→ **Written exercise**: Look through the entries below and report how many lines hold the string "IMMIGRAZIONE". Only the number is wanted.
○ ○ ○ ○ ○
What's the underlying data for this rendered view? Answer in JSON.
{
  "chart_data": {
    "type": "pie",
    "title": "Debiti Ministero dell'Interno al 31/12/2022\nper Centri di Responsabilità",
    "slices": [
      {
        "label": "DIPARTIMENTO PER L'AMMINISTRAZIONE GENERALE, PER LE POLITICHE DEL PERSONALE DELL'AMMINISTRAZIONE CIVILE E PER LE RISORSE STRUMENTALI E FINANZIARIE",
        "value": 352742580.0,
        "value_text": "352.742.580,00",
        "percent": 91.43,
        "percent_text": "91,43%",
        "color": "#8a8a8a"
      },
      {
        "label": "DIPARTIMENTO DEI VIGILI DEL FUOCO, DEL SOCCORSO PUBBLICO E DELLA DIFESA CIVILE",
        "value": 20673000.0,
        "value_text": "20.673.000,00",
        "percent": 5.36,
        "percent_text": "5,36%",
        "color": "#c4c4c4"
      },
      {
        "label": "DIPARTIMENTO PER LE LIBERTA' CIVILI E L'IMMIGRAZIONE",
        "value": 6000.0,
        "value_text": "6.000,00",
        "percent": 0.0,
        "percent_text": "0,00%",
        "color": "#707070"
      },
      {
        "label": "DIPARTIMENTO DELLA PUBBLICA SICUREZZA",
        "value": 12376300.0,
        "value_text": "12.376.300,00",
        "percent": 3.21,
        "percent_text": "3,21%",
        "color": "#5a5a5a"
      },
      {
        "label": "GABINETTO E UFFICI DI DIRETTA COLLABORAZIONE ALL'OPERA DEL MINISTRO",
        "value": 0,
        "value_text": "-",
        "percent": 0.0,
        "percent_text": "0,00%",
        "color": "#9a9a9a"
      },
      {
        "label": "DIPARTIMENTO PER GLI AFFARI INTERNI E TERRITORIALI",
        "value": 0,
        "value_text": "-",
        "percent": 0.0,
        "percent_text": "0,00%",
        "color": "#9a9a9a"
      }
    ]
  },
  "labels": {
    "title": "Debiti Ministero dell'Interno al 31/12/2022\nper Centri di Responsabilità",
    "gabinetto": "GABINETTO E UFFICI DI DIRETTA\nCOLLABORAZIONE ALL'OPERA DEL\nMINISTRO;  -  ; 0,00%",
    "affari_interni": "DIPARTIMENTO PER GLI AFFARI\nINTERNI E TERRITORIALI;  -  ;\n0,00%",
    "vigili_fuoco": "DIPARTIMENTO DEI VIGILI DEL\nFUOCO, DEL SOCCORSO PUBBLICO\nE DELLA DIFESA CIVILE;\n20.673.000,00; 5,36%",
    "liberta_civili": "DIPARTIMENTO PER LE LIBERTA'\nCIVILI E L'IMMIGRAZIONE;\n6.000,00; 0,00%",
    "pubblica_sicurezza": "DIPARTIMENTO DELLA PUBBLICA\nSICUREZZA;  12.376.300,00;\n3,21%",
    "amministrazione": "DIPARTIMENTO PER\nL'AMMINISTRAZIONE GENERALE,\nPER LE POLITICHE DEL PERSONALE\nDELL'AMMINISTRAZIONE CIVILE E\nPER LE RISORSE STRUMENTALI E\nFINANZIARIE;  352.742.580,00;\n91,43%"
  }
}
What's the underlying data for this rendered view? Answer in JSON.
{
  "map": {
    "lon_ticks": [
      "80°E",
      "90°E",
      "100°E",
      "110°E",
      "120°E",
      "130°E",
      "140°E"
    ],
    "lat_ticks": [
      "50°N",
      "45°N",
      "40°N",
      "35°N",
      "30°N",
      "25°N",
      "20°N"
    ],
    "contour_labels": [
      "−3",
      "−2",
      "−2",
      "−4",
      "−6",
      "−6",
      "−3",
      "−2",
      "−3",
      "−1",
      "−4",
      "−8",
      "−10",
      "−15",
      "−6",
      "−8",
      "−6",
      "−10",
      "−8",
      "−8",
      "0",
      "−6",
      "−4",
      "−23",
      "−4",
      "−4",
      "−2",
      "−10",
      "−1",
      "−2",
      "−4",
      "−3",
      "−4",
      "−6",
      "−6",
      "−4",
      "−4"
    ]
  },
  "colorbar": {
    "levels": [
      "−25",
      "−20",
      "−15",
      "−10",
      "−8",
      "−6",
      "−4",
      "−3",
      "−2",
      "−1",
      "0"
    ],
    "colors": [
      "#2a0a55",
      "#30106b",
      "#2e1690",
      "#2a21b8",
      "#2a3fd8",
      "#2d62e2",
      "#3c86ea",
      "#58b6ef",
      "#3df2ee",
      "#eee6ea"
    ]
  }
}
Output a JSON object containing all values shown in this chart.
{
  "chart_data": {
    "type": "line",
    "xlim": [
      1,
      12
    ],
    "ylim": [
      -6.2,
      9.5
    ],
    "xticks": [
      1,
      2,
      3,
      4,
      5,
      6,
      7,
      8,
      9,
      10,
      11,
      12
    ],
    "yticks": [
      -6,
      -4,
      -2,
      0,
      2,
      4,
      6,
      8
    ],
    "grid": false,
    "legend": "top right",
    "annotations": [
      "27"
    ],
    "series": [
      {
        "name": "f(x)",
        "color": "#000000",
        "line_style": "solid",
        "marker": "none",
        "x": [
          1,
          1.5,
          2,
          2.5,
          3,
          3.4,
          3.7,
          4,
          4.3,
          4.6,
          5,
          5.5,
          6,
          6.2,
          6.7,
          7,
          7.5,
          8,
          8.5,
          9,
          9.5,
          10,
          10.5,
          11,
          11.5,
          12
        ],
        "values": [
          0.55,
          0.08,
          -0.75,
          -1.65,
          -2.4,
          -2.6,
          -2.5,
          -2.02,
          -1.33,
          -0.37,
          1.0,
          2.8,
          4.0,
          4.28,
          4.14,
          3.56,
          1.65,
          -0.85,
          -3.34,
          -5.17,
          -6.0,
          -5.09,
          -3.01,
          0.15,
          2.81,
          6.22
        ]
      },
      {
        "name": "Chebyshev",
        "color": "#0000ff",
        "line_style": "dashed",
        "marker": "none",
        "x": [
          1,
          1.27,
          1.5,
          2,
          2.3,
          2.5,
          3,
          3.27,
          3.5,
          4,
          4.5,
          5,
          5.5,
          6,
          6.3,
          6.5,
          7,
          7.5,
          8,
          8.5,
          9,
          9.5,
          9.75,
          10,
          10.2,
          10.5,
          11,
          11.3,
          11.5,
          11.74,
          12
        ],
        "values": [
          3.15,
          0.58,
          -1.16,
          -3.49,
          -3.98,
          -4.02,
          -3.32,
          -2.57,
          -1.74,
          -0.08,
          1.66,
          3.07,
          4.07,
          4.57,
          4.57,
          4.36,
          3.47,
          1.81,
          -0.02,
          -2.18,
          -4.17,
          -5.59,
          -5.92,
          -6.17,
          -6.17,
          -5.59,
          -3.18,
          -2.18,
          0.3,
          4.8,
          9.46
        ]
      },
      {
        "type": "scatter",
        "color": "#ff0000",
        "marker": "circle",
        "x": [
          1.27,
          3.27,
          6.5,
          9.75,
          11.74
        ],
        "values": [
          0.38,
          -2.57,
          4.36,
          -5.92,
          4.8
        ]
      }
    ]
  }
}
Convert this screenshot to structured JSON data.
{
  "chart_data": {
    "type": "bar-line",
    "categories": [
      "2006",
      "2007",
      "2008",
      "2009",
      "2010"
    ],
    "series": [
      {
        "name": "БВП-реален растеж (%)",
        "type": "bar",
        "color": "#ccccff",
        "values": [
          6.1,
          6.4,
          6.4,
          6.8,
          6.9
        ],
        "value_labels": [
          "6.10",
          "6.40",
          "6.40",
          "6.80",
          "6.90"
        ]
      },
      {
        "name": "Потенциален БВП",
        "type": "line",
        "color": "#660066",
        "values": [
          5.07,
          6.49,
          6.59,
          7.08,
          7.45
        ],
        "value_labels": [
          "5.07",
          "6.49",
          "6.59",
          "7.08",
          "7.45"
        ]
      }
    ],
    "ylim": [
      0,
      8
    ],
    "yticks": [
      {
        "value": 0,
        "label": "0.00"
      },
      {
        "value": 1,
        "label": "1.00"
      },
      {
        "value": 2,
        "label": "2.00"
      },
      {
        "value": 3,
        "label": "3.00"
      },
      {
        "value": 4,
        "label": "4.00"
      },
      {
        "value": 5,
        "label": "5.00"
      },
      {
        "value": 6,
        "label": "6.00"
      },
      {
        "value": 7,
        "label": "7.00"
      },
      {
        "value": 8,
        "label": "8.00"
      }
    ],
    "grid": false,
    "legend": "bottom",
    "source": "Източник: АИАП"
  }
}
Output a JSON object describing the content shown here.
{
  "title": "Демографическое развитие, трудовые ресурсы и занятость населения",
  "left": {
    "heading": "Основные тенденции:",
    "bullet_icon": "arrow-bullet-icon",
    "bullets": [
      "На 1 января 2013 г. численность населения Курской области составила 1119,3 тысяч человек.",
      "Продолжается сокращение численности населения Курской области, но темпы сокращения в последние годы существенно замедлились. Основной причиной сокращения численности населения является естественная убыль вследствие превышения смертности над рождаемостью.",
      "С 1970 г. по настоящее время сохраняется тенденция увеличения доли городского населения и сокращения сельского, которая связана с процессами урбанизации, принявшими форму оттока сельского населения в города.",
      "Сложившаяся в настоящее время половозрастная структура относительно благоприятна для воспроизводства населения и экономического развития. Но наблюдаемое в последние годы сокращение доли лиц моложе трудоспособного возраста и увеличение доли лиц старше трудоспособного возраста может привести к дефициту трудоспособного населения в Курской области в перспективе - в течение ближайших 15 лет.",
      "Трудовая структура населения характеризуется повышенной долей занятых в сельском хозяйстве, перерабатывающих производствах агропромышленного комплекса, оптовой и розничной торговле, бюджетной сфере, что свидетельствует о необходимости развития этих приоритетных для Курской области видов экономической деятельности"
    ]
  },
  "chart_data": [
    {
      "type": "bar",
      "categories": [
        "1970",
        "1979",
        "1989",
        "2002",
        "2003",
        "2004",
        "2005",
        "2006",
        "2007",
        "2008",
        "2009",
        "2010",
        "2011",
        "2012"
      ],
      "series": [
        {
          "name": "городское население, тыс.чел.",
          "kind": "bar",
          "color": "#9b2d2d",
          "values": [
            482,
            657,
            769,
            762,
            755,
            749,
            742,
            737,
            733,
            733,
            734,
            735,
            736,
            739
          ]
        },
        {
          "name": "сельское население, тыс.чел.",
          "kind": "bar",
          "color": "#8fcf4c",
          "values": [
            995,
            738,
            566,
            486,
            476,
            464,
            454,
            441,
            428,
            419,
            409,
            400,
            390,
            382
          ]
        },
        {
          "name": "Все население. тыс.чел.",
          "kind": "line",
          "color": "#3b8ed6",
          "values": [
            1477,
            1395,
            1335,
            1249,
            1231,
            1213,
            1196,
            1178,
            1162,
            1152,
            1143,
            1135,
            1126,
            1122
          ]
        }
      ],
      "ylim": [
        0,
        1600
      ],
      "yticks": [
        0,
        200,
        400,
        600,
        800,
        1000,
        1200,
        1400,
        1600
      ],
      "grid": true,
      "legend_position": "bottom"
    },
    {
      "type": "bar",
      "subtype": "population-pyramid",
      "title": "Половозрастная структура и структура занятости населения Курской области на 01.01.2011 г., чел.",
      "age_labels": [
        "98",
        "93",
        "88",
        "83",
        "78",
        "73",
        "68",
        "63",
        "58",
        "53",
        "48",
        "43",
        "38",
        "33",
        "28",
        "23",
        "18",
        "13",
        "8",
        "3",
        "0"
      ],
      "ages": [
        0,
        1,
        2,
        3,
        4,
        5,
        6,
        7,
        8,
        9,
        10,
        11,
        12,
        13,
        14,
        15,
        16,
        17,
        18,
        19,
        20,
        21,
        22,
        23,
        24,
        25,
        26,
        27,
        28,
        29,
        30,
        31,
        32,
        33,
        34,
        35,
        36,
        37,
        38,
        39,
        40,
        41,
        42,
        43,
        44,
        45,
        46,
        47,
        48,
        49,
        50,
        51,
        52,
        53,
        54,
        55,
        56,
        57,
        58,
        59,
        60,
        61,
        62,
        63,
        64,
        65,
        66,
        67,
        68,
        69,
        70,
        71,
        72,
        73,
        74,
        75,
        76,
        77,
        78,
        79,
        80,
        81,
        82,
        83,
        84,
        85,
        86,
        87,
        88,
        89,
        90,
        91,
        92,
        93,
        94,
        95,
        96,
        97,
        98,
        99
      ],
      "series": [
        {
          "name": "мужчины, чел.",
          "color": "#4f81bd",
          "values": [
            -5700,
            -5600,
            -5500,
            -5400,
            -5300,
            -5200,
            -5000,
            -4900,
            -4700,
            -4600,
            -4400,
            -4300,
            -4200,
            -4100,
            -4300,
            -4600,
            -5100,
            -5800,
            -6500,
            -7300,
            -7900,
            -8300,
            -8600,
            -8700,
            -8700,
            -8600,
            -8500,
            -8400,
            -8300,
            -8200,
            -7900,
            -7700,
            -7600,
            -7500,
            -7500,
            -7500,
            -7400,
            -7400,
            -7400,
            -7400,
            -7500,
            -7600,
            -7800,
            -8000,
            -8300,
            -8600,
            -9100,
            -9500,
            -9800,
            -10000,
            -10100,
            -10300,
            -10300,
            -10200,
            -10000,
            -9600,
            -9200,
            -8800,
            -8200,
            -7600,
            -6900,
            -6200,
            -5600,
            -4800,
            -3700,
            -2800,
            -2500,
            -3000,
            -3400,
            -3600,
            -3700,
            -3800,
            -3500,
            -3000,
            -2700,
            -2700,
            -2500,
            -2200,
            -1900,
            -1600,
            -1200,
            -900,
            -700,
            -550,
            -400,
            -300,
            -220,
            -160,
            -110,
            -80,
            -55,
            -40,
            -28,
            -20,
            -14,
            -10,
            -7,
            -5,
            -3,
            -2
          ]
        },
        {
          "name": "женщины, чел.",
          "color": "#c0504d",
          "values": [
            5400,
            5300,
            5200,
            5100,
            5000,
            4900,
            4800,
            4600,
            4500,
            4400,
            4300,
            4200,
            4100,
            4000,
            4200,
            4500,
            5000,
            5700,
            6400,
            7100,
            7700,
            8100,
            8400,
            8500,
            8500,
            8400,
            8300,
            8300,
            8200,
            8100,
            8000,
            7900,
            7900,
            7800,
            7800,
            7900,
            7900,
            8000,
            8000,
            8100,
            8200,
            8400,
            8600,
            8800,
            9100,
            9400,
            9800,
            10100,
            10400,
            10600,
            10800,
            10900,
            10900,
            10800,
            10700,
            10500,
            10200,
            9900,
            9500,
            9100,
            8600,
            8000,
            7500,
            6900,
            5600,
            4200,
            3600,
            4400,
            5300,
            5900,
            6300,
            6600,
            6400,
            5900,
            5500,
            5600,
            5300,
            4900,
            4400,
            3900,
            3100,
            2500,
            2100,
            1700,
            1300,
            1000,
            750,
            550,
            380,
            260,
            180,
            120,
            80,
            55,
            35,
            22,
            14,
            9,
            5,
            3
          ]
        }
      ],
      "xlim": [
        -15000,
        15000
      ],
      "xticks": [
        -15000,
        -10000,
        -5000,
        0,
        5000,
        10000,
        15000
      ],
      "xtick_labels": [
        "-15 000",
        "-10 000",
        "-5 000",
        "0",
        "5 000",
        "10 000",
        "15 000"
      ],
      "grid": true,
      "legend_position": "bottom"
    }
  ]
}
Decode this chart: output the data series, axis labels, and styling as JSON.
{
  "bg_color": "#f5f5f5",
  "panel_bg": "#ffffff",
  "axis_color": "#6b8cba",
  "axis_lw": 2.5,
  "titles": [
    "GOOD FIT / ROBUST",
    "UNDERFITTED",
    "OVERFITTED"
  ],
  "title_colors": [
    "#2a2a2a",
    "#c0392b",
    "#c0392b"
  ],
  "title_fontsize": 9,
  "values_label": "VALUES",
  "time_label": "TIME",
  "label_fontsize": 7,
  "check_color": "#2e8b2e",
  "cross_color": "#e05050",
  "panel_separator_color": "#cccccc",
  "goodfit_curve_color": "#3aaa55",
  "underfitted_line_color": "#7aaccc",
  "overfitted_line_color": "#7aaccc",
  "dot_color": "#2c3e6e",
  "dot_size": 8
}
○ ○ ○ ○ ○
→ **Reply**: 2